● INSTRUCTIONS FOR THE TASK
Identify each line holding the string "title" and copy it.

Start of EXTRACTED INFORMATION

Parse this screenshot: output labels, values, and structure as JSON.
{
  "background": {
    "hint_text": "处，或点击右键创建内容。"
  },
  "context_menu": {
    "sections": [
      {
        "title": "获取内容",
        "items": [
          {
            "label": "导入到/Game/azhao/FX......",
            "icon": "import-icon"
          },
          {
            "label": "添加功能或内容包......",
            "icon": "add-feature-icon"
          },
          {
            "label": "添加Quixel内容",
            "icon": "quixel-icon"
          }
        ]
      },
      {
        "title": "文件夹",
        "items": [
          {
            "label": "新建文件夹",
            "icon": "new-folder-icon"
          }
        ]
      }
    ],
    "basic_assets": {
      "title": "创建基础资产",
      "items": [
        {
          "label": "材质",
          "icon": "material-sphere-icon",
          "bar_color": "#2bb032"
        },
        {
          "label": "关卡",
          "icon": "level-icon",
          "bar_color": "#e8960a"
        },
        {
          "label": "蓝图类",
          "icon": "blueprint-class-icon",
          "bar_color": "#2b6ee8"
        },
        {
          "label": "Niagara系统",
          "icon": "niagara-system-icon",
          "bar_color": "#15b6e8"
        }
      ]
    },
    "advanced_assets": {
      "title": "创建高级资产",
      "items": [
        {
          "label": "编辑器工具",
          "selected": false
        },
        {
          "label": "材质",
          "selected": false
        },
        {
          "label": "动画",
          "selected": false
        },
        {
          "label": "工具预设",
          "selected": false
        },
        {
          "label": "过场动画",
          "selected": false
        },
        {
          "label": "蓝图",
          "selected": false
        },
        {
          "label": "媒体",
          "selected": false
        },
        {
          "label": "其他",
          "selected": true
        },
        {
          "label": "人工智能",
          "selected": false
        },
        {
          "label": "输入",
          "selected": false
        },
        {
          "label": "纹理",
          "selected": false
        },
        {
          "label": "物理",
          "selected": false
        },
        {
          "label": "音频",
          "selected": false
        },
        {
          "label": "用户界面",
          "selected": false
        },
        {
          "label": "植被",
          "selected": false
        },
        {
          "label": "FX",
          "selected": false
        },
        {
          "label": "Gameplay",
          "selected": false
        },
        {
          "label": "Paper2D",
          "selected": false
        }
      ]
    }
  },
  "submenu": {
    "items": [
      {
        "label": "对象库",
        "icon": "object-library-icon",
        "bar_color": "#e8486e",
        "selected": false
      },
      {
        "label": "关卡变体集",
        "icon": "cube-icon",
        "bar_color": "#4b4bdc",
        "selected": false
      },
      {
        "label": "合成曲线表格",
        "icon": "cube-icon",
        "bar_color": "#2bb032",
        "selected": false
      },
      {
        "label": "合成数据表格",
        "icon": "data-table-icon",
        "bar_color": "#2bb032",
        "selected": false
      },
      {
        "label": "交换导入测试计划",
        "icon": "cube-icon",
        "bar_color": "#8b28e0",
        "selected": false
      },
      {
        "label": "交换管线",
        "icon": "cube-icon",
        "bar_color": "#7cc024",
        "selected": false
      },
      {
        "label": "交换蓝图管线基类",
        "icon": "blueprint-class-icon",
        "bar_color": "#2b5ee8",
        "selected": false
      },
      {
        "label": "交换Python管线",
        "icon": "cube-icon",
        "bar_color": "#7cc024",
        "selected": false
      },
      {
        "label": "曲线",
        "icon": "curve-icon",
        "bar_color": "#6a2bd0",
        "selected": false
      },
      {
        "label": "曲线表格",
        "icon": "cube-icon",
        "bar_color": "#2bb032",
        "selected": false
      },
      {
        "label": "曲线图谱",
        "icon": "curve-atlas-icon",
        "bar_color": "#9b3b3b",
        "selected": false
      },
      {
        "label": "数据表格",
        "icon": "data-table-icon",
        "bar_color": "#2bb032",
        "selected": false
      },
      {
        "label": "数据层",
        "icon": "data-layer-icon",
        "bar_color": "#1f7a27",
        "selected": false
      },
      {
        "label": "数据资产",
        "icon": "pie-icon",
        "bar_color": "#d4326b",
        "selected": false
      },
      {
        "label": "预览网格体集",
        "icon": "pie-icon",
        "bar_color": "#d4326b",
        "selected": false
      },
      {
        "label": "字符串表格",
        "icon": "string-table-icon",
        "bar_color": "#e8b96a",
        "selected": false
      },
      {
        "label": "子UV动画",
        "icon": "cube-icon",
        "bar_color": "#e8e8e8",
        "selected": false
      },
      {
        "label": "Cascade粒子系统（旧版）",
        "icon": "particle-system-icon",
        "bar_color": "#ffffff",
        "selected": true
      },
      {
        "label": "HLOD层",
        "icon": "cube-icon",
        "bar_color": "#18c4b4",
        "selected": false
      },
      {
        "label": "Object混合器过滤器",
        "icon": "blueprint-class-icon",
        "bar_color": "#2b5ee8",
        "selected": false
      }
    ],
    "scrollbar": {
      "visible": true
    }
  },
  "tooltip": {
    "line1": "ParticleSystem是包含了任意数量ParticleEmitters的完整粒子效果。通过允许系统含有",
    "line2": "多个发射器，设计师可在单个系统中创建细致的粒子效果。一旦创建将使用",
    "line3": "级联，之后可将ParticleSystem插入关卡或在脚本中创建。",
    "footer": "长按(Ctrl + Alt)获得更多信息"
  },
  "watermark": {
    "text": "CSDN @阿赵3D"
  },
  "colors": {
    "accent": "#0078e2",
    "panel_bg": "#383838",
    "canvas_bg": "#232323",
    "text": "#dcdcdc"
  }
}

End of EXTRACTED INFORMATION

● TASK SOLUTION
        "title": "获取内容",
        "title": "文件夹",
      "title": "创建基础资产",
      "title": "创建高级资产",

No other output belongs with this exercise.